>> Start
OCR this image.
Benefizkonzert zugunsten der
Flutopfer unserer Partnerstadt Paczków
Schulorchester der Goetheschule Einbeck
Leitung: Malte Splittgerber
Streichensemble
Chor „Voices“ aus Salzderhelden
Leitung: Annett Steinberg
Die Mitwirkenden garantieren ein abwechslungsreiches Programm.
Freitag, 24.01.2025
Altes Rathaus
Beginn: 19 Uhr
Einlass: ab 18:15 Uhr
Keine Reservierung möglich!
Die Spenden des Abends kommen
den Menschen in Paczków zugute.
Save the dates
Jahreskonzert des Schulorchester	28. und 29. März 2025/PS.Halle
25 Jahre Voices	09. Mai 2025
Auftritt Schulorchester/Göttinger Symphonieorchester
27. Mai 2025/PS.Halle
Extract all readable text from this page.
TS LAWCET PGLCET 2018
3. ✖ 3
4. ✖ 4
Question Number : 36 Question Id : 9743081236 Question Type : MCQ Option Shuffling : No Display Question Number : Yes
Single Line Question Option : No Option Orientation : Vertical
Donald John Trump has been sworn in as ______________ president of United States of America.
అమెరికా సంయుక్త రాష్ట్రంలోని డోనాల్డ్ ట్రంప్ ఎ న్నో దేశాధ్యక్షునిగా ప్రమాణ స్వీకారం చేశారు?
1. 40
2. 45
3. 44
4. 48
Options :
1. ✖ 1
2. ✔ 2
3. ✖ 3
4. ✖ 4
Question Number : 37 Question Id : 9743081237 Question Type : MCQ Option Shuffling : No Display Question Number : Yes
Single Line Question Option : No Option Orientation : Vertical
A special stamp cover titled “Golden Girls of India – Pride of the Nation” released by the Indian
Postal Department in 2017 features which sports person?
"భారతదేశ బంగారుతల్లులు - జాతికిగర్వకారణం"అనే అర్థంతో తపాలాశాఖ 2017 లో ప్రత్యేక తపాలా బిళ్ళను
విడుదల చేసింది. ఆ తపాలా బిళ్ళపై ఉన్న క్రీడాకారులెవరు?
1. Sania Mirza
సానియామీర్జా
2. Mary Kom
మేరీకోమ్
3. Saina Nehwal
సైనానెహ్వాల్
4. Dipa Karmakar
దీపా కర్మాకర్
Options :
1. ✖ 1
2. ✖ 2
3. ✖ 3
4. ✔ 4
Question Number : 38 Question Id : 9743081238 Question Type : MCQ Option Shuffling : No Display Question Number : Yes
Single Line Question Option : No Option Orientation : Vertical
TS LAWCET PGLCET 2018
>> End
- [STATED PROBLEM]: Reproduce the records word for word.

- [TASK RESPONSE]:
OCR this image.
Benefizkonzert zugunsten der
Flutopfer unserer Partnerstadt Paczków
Schulorchester der Goetheschule Einbeck
Leitung: Malte Splittgerber
Streichensemble
Chor „Voices“ aus Salzderhelden
Leitung: Annett Steinberg
Die Mitwirkenden garantieren ein abwechslungsreiches Programm.
Freitag, 24.01.2025
Altes Rathaus
Beginn: 19 Uhr
Einlass: ab 18:15 Uhr
Keine Reservierung möglich!
Die Spenden des Abends kommen
den Menschen in Paczków zugute.
Save the dates
Jahreskonzert des Schulorchester	28. und 29. März 2025/PS.Halle
25 Jahre Voices	09. Mai 2025
Auftritt Schulorchester/Göttinger Symphonieorchester
27. Mai 2025/PS.Halle
Extract all readable text from this page.
TS LAWCET PGLCET 2018
3. ✖ 3
4. ✖ 4
Question Number : 36 Question Id : 9743081236 Question Type : MCQ Option Shuffling : No Display Question Number : Yes
Single Line Question Option : No Option Orientation : Vertical
Donald John Trump has been sworn in as ______________ president of United States of America.
అమెరికా సంయుక్త రాష్ట్రంలోని డోనాల్డ్ ట్రంప్ ఎ న్నో దేశాధ్యక్షునిగా ప్రమాణ స్వీకారం చేశారు?
1. 40
2. 45
3. 44
4. 48
Options :
1. ✖ 1
2. ✔ 2
3. ✖ 3
4. ✖ 4
Question Number : 37 Question Id : 9743081237 Question Type : MCQ Option Shuffling : No Display Question Number : Yes
Single Line Question Option : No Option Orientation : Vertical
A special stamp cover titled “Golden Girls of India – Pride of the Nation” released by the Indian
Postal Department in 2017 features which sports person?
"భారతదేశ బంగారుతల్లులు - జాతికిగర్వకారణం"అనే అర్థంతో తపాలాశాఖ 2017 లో ప్రత్యేక తపాలా బిళ్ళను
విడుదల చేసింది. ఆ తపాలా బిళ్ళపై ఉన్న క్రీడాకారులెవరు?
1. Sania Mirza
సానియామీర్జా
2. Mary Kom
మేరీకోమ్
3. Saina Nehwal
సైనానెహ్వాల్
4. Dipa Karmakar
దీపా కర్మాకర్
Options :
1. ✖ 1
2. ✖ 2
3. ✖ 3
4. ✔ 4
Question Number : 38 Question Id : 9743081238 Question Type : MCQ Option Shuffling : No Display Question Number : Yes
Single Line Question Option : No Option Orientation : Vertical
TS LAWCET PGLCET 2018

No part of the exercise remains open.